RECORDS FOR THE TASK:
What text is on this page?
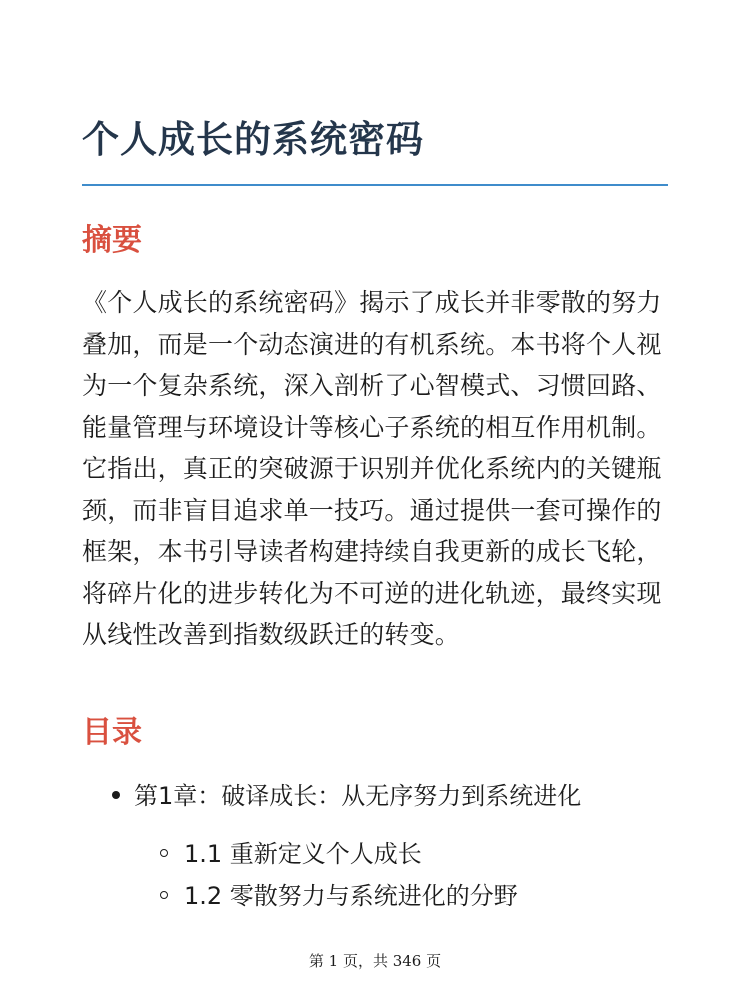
个人成长的系统密码
摘要

《个人成长的系统密码》揭示了成长并非零散的努力叠加，而是一个动态演进的有机系统。本书将个人视为一个复杂系统，深入剖析了心智模式、习惯回路、能量管理与环境设计等核心子系统的相互作用机制。它指出，真正的突破源于识别并优化系统内的关键瓶颈，而非盲目追求单一技巧。通过提供一套可操作的框架，本书引导读者构建持续自我更新的成长飞轮，将碎片化的进步转化为不可逆的进化轨迹，最终实现从线性改善到指数级跃迁的转变。

目录
第1章：破译成长：从无序努力到系统进化
1.1 重新定义个人成长
1.2 零散努力与系统进化的分野
第 1 页，共 346 页
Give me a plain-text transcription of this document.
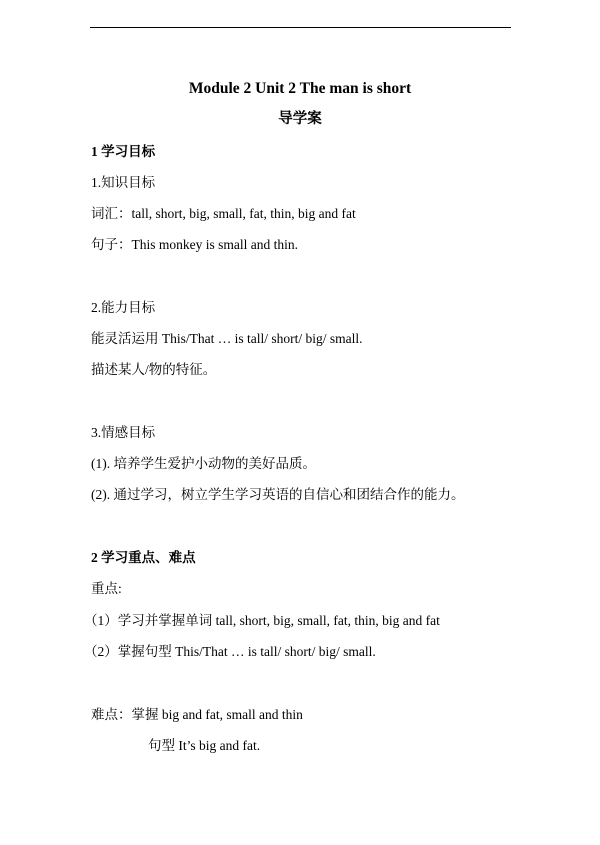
Module 2 Unit 2 The man is short
导学案
1 学习目标
1.知识目标
词汇：tall, short, big, small, fat, thin, big and fat
句子：This monkey is small and thin.
2.能力目标
能灵活运用 This/That … is tall/ short/ big/ small.
描述某人/物的特征。
3.情感目标
(1). 培养学生爱护小动物的美好品质。
(2). 通过学习，树立学生学习英语的自信心和团结合作的能力。
2 学习重点、难点
重点:
（1）学习并掌握单词 tall, short, big, small, fat, thin, big and fat
（2）掌握句型 This/That … is tall/ short/ big/ small.
难点：掌握 big and fat, small and thin
句型 It’s big and fat.
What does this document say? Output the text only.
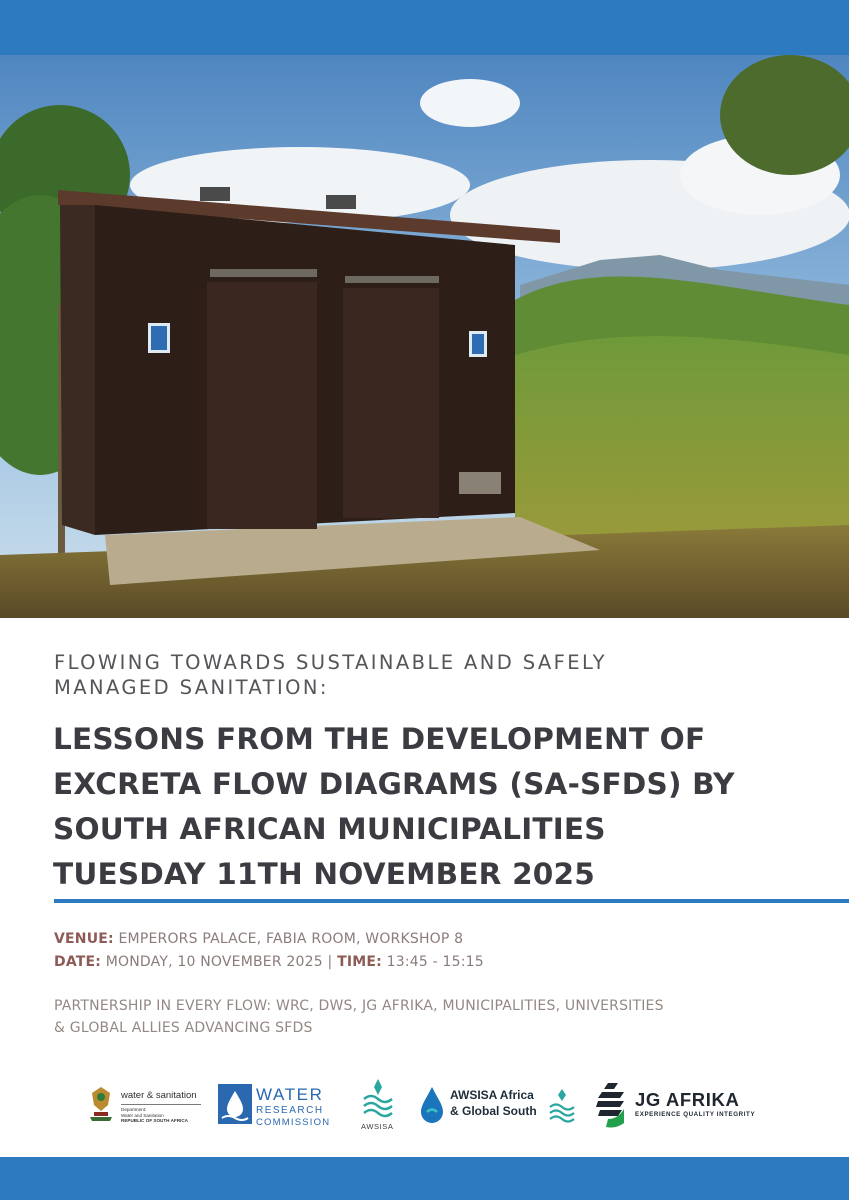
FLOWING TOWARDS SUSTAINABLE AND SAFELY
MANAGED SANITATION:
LESSONS FROM THE DEVELOPMENT OF
EXCRETA FLOW DIAGRAMS (SA-SFDS) BY
SOUTH AFRICAN MUNICIPALITIES
TUESDAY 11TH NOVEMBER 2025
VENUE: EMPERORS PALACE, FABIA ROOM, WORKSHOP 8
DATE: MONDAY, 10 NOVEMBER 2025 | TIME: 13:45 - 15:15
PARTNERSHIP IN EVERY FLOW: WRC, DWS, JG AFRIKA, MUNICIPALITIES, UNIVERSITIES
& GLOBAL ALLIES ADVANCING SFDS
water & sanitation
Department:
Water and Sanitation
REPUBLIC OF SOUTH AFRICA
WATER
RESEARCH
COMMISSION	AWSISA
AWSISA Africa
& Global South
JG AFRIKA
EXPERIENCE QUALITY INTEGRITY
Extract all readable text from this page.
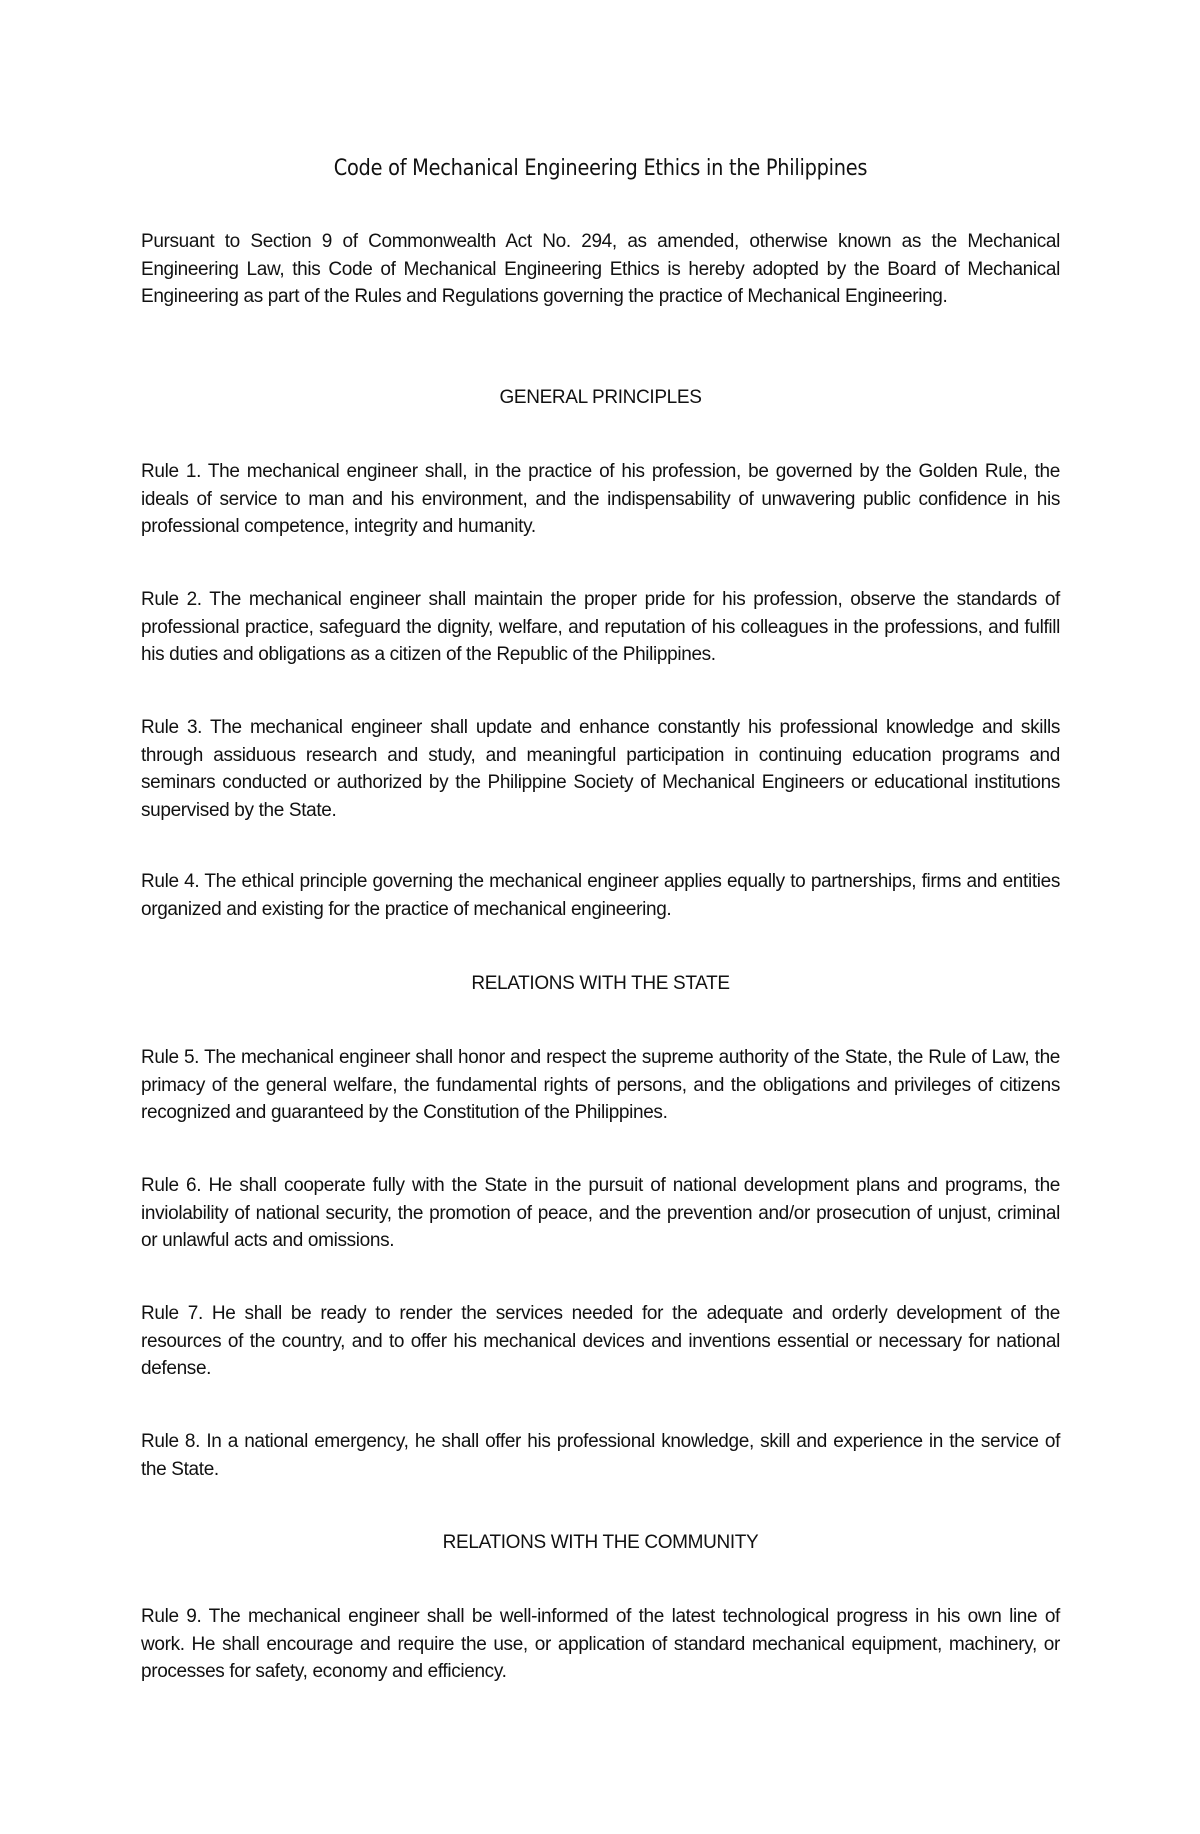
Code of Mechanical Engineering Ethics in the Philippines

Pursuant to Section 9 of Commonwealth Act No. 294, as amended, otherwise known as the Mechanical Engineering Law, this Code of Mechanical Engineering Ethics is hereby adopted by the Board of Mechanical Engineering as part of the Rules and Regulations governing the practice of Mechanical Engineering.

GENERAL PRINCIPLES

Rule 1. The mechanical engineer shall, in the practice of his profession, be governed by the Golden Rule, the ideals of service to man and his environment, and the indispensability of unwavering public confidence in his professional competence, integrity and humanity.

Rule 2. The mechanical engineer shall maintain the proper pride for his profession, observe the standards of professional practice, safeguard the dignity, welfare, and reputation of his colleagues in the professions, and fulfill his duties and obligations as a citizen of the Republic of the Philippines.

Rule 3. The mechanical engineer shall update and enhance constantly his professional knowledge and skills through assiduous research and study, and meaningful participation in continuing education programs and seminars conducted or authorized by the Philippine Society of Mechanical Engineers or educational institutions supervised by the State.

Rule 4. The ethical principle governing the mechanical engineer applies equally to partnerships, firms and entities organized and existing for the practice of mechanical engineering.

RELATIONS WITH THE STATE

Rule 5. The mechanical engineer shall honor and respect the supreme authority of the State, the Rule of Law, the primacy of the general welfare, the fundamental rights of persons, and the obligations and privileges of citizens recognized and guaranteed by the Constitution of the Philippines.

Rule 6. He shall cooperate fully with the State in the pursuit of national development plans and programs, the inviolability of national security, the promotion of peace, and the prevention and/or prosecution of unjust, criminal or unlawful acts and omissions.

Rule 7. He shall be ready to render the services needed for the adequate and orderly development of the resources of the country, and to offer his mechanical devices and inventions essential or necessary for national defense.

Rule 8. In a national emergency, he shall offer his professional knowledge, skill and experience in the service of the State.

RELATIONS WITH THE COMMUNITY

Rule 9. The mechanical engineer shall be well-informed of the latest technological progress in his own line of work. He shall encourage and require the use, or application of standard mechanical equipment, machinery, or processes for safety, economy and efficiency.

TASK DESCRIPTION: Each entry should be repeated exactly as it appears; the pictures stay out.

FINAL RESULT:
What text is on this page?
个人成长的系统密码
摘要

《个人成长的系统密码》揭示了成长并非零散的努力叠加，而是一个动态演进的有机系统。本书将个人视为一个复杂系统，深入剖析了心智模式、习惯回路、能量管理与环境设计等核心子系统的相互作用机制。它指出，真正的突破源于识别并优化系统内的关键瓶颈，而非盲目追求单一技巧。通过提供一套可操作的框架，本书引导读者构建持续自我更新的成长飞轮，将碎片化的进步转化为不可逆的进化轨迹，最终实现从线性改善到指数级跃迁的转变。

目录
第1章：破译成长：从无序努力到系统进化
1.1 重新定义个人成长
1.2 零散努力与系统进化的分野
第 1 页，共 346 页
Give me a plain-text transcription of this document.
Module 2 Unit 2 The man is short
导学案
1 学习目标
1.知识目标
词汇：tall, short, big, small, fat, thin, big and fat
句子：This monkey is small and thin.
2.能力目标
能灵活运用 This/That … is tall/ short/ big/ small.
描述某人/物的特征。
3.情感目标
(1). 培养学生爱护小动物的美好品质。
(2). 通过学习，树立学生学习英语的自信心和团结合作的能力。
2 学习重点、难点
重点:
（1）学习并掌握单词 tall, short, big, small, fat, thin, big and fat
（2）掌握句型 This/That … is tall/ short/ big/ small.
难点：掌握 big and fat, small and thin
句型 It’s big and fat.
What does this document say? Output the text only.
FLOWING TOWARDS SUSTAINABLE AND SAFELY
MANAGED SANITATION:
LESSONS FROM THE DEVELOPMENT OF
EXCRETA FLOW DIAGRAMS (SA-SFDS) BY
SOUTH AFRICAN MUNICIPALITIES
TUESDAY 11TH NOVEMBER 2025
VENUE: EMPERORS PALACE, FABIA ROOM, WORKSHOP 8
DATE: MONDAY, 10 NOVEMBER 2025 | TIME: 13:45 - 15:15
PARTNERSHIP IN EVERY FLOW: WRC, DWS, JG AFRIKA, MUNICIPALITIES, UNIVERSITIES
& GLOBAL ALLIES ADVANCING SFDS
water & sanitation
Department:
Water and Sanitation
REPUBLIC OF SOUTH AFRICA
WATER
RESEARCH
COMMISSION	AWSISA
AWSISA Africa
& Global South
JG AFRIKA
EXPERIENCE QUALITY INTEGRITY
Extract all readable text from this page.
Code of Mechanical Engineering Ethics in the Philippines

Pursuant to Section 9 of Commonwealth Act No. 294, as amended, otherwise known as the Mechanical Engineering Law, this Code of Mechanical Engineering Ethics is hereby adopted by the Board of Mechanical Engineering as part of the Rules and Regulations governing the practice of Mechanical Engineering.

GENERAL PRINCIPLES

Rule 1. The mechanical engineer shall, in the practice of his profession, be governed by the Golden Rule, the ideals of service to man and his environment, and the indispensability of unwavering public confidence in his professional competence, integrity and humanity.

Rule 2. The mechanical engineer shall maintain the proper pride for his profession, observe the standards of professional practice, safeguard the dignity, welfare, and reputation of his colleagues in the professions, and fulfill his duties and obligations as a citizen of the Republic of the Philippines.

Rule 3. The mechanical engineer shall update and enhance constantly his professional knowledge and skills through assiduous research and study, and meaningful participation in continuing education programs and seminars conducted or authorized by the Philippine Society of Mechanical Engineers or educational institutions supervised by the State.

Rule 4. The ethical principle governing the mechanical engineer applies equally to partnerships, firms and entities organized and existing for the practice of mechanical engineering.

RELATIONS WITH THE STATE

Rule 5. The mechanical engineer shall honor and respect the supreme authority of the State, the Rule of Law, the primacy of the general welfare, the fundamental rights of persons, and the obligations and privileges of citizens recognized and guaranteed by the Constitution of the Philippines.

Rule 6. He shall cooperate fully with the State in the pursuit of national development plans and programs, the inviolability of national security, the promotion of peace, and the prevention and/or prosecution of unjust, criminal or unlawful acts and omissions.

Rule 7. He shall be ready to render the services needed for the adequate and orderly development of the resources of the country, and to offer his mechanical devices and inventions essential or necessary for national defense.

Rule 8. In a national emergency, he shall offer his professional knowledge, skill and experience in the service of the State.

RELATIONS WITH THE COMMUNITY

Rule 9. The mechanical engineer shall be well-informed of the latest technological progress in his own line of work. He shall encourage and require the use, or application of standard mechanical equipment, machinery, or processes for safety, economy and efficiency.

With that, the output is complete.